Задание A:
Какие слова Делез, согласно тексту об абсурде и нонсенсе, считает наиболее характерными образцами нонсенса?

Страница:
======
В то же время не существует «поля абсурда» аналогичного смысловому полю. И абсурд, и нонсенс всякий раз возникают в виде отдельных сингулярностей (когда нонсенс теряет свой сингулярный характер он становится неким смыслом), тем не менее, под воздействием абсурда на обратной смысловой стороне появляются «странные зоны». Сейчас нас интересует одна из них, напрямую связанная с вопросом «в чем смысл жизни?» и окружающими его высокопарными сентенциями. Сам по себе этот вопрос не является ни сингулярной точкой абсурда, ни замкнутой серией нонсенса, = он, безусловно относится к смысловому полю, и притом к категории «вечных» вопросов. Но странная зона, несомненно, возникает, что указывает на скрытую работу обессмысливания, проделанную культурой и требует проверить на причастность обессмысливающие практики.
Слова-кошельки (наподобие Бармаглота), которые Делез рассматривает как наиболее характерные образцы нонсенса вроде бы не причем — но некоторые общие черты создаваемой зоны странности имеются, и мы к ним еще вернемся. Трансцендентное применение осмысляющей процедуры, приводящее к производству абсурда тоже как будто бы не касается нашего случая; все трудности ответа на вопрос «В чем смысл жизни?» несколько иного рода, чем при ответе на вопрос «В чем смысл того, что ты заблевал весь пол в моей комнате?» Однако, ошарашивающий, и, одновременно «оглупляющий» эффект присутствует: общность эмоционального фона позволяет предположить, что смысл жизни, на полном серьезе выражаемый в одном или нескольких предложениях, включается в странную зону абсурдного обессмысливания.
======
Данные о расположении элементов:
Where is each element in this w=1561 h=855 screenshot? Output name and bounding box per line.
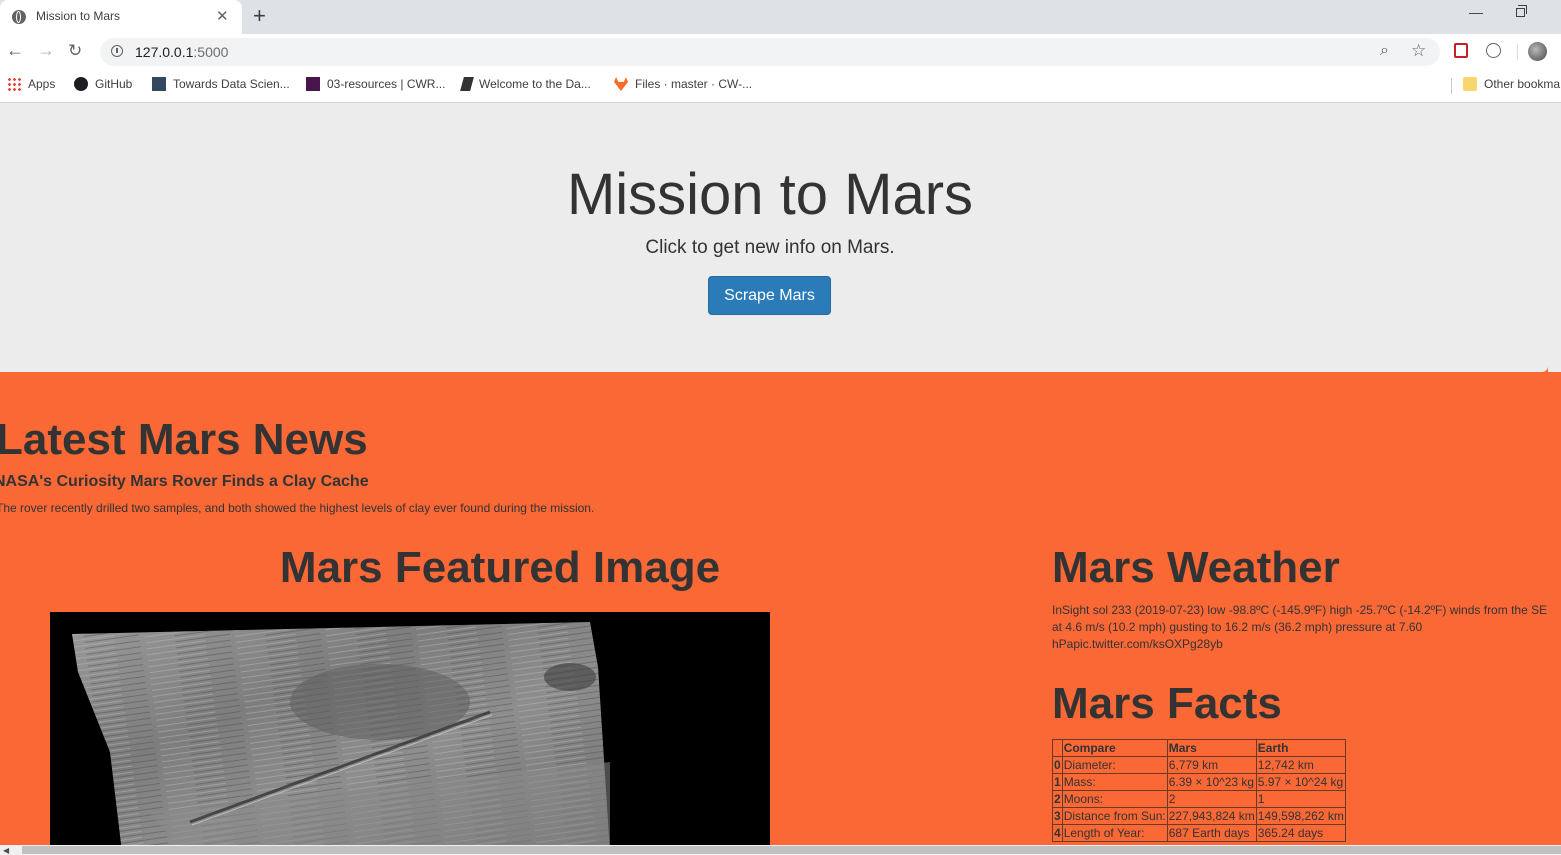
table-cell: 12,742 km	[1255, 756, 1346, 774]
table-cell: Length of Year:	[1061, 824, 1168, 842]
github-icon	[74, 77, 88, 91]
facts-heading: Mars Facts	[1052, 679, 1282, 728]
slack-icon	[306, 77, 320, 91]
extension-icon[interactable]	[1486, 43, 1501, 58]
page-content: Mission to Mars Click to get new info on…	[0, 103, 1561, 845]
table-row: 1 Mass: 6.39 × 10^23 kg 5.97 × 10^24 kg	[1052, 773, 1346, 791]
table-cell: Moons:	[1061, 790, 1168, 808]
table-cell: Mass:	[1061, 773, 1168, 791]
table-row: 3 Distance from Sun: 227,943,824 km 149,…	[1052, 807, 1346, 825]
restore-icon[interactable]	[1516, 5, 1527, 17]
globe-icon	[12, 10, 26, 24]
table-cell: 5.97 × 10^24 kg	[1255, 773, 1346, 791]
row-index: 0	[1052, 756, 1063, 774]
forward-icon[interactable]: →	[37, 40, 55, 61]
close-icon[interactable]: ✕	[216, 7, 229, 25]
url-text[interactable]: 127.0.0.1:5000	[135, 44, 228, 60]
table-header-row: Compare Mars Earth	[1052, 739, 1346, 757]
toolbar-divider	[1517, 44, 1518, 60]
book-icon	[460, 77, 474, 91]
weather-heading: Mars Weather	[1052, 543, 1340, 592]
table-cell: Distance from Sun:	[1061, 807, 1168, 825]
table-cell: 6,779 km	[1166, 756, 1257, 774]
jumbotron: Mission to Mars Click to get new info on…	[0, 103, 1548, 372]
bookmark-files[interactable]: Files · master · CW-...	[614, 77, 752, 91]
bookmark-welcome[interactable]: Welcome to the Da...	[460, 77, 591, 91]
bookmark-apps[interactable]: Apps	[7, 77, 55, 91]
mars-surface-image	[72, 622, 610, 845]
table-cell: 149,598,262 km	[1255, 807, 1346, 825]
news-heading: Latest Mars News	[0, 415, 368, 464]
towards-data-science-icon	[152, 77, 166, 91]
table-cell: 365.24 days	[1255, 824, 1346, 842]
featured-image	[50, 612, 770, 845]
avatar[interactable]	[1528, 42, 1547, 61]
vertical-scrollbar-track[interactable]	[1548, 103, 1561, 372]
browser-tab[interactable]: Mission to Mars ✕	[0, 0, 242, 34]
bookmark-github[interactable]: GitHub	[74, 77, 132, 91]
news-title: NASA's Curiosity Mars Rover Finds a Clay…	[0, 473, 369, 490]
folder-icon	[1463, 77, 1477, 91]
table-cell: Diameter:	[1061, 756, 1168, 774]
page-title: Mission to Mars	[566, 162, 974, 227]
star-icon[interactable]: ☆	[1411, 41, 1426, 61]
row-index: 4	[1052, 824, 1063, 842]
column-header: Mars	[1166, 739, 1257, 757]
horizontal-scrollbar[interactable]: ◀	[0, 845, 1561, 855]
tab-title: Mission to Mars	[36, 9, 121, 23]
featured-image-heading: Mars Featured Image	[279, 543, 721, 592]
zoom-icon[interactable]: ⌕	[1380, 42, 1389, 60]
back-icon[interactable]: ←	[6, 40, 24, 61]
info-icon[interactable]	[111, 45, 123, 57]
table-cell: 227,943,824 km	[1166, 807, 1257, 825]
bookmarks-bar: Apps GitHub Towards Data Scien... 03-res…	[0, 70, 1561, 103]
row-index: 2	[1052, 790, 1063, 808]
table-cell: 687 Earth days	[1166, 824, 1257, 842]
bookmarks-divider	[1451, 78, 1452, 94]
news-teaser: The rover recently drilled two samples, …	[0, 501, 595, 515]
weather-text: InSight sol 233 (2019-07-23) low -98.8ºC…	[1052, 603, 1548, 651]
plus-icon[interactable]: +	[253, 3, 266, 29]
row-index: 1	[1052, 773, 1063, 791]
page-subtitle: Click to get new info on Mars.	[645, 237, 895, 258]
column-header: Earth	[1255, 739, 1346, 757]
navigation-bar: ← → ↻ 127.0.0.1:5000 ⌕ ☆	[0, 34, 1561, 70]
table-cell: 6.39 × 10^23 kg	[1166, 773, 1257, 791]
bookmark-other[interactable]: Other bookma	[1463, 77, 1560, 91]
apps-grid-icon	[7, 77, 21, 91]
gitlab-icon	[614, 77, 628, 91]
scrape-mars-button[interactable]: Scrape Mars	[708, 276, 831, 315]
tab-strip: Mission to Mars ✕ + —	[0, 0, 1561, 34]
table-cell: 1	[1255, 790, 1346, 808]
table-row: 4 Length of Year: 687 Earth days 365.24 …	[1052, 824, 1346, 842]
row-index: 3	[1052, 807, 1063, 825]
bookmark-towards-data-science[interactable]: Towards Data Scien...	[152, 77, 290, 91]
table-row: 2 Moons: 2 1	[1052, 790, 1346, 808]
address-bar[interactable]: 127.0.0.1:5000 ⌕ ☆	[100, 38, 1440, 66]
extension-icon[interactable]	[1454, 43, 1468, 58]
reload-icon[interactable]: ↻	[68, 41, 82, 61]
table-cell: 2	[1166, 790, 1257, 808]
scroll-left-icon[interactable]: ◀	[3, 846, 9, 855]
minimize-icon[interactable]: —	[1469, 4, 1483, 20]
table-row: 0 Diameter: 6,779 km 12,742 km	[1052, 756, 1346, 774]
column-header	[1052, 739, 1063, 757]
facts-table: Compare Mars Earth 0 Diameter: 6,779 km …	[1052, 739, 1346, 842]
bookmark-resources[interactable]: 03-resources | CWR...	[306, 77, 445, 91]
scrollbar-thumb[interactable]	[22, 846, 1561, 854]
column-header: Compare	[1061, 739, 1168, 757]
======
Задание B:
Определите все строки выше, в которых встречается слово «Moons», и выпишите их полностью.

Полное решение A:
Слова-кошельки, наподобие Бармаглота.

Полное решение B:
table-cell: Moons:	[1061, 790, 1168, 808]
table-row: 2 Moons: 2 1	[1052, 790, 1346, 808]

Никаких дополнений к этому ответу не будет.